>> BEGIN DATA

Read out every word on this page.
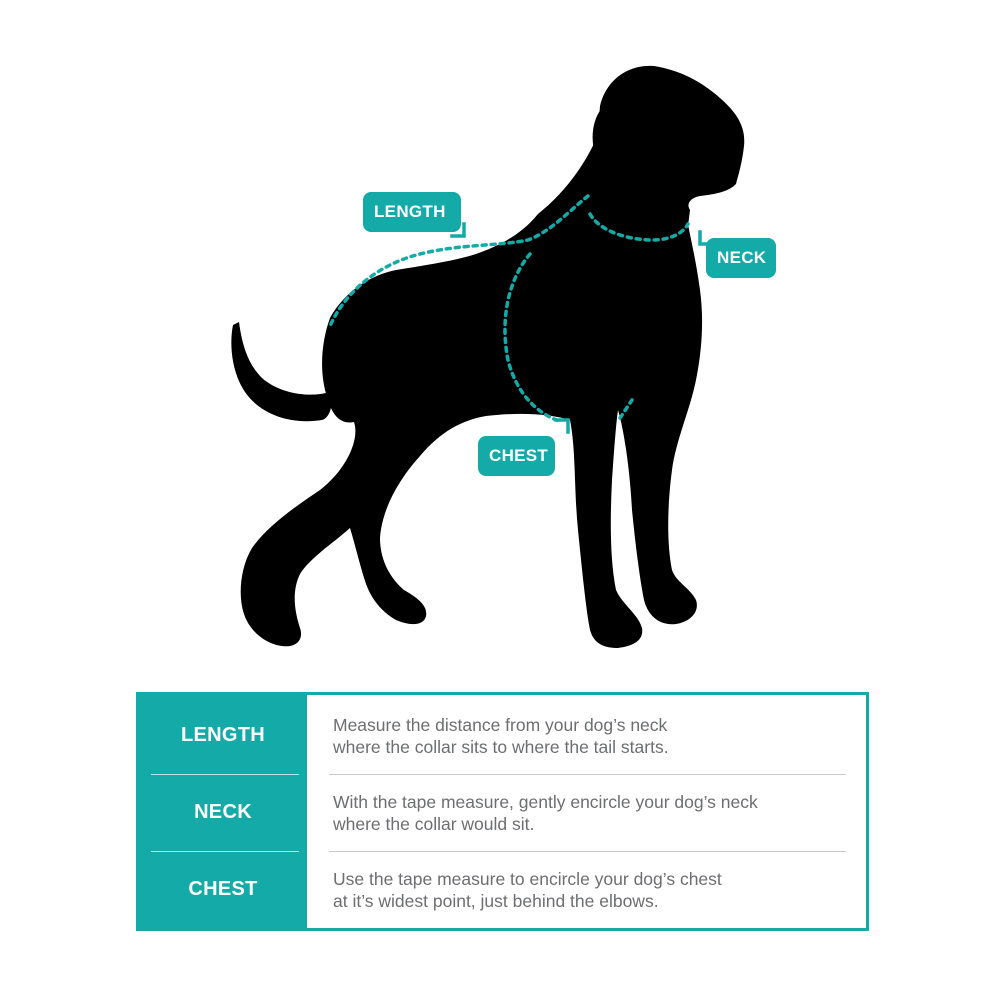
LENGTH
NECK
CHEST
LENGTH	Measure the distance from your dog’s neck
where the collar sits to where the tail starts.
NECK	With the tape measure, gently encircle your dog’s neck
where the collar would sit.
CHEST	Use the tape measure to encircle your dog’s chest
at it’s widest point, just behind the elbows.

>> END DATA

Go through the listing above and write it all out exactly, leaving out any picture.

Read out every word on this page.
LENGTH
NECK
CHEST
LENGTH	Measure the distance from your dog’s neck
where the collar sits to where the tail starts.
NECK	With the tape measure, gently encircle your dog’s neck
where the collar would sit.
CHEST	Use the tape measure to encircle your dog’s chest
at it’s widest point, just behind the elbows.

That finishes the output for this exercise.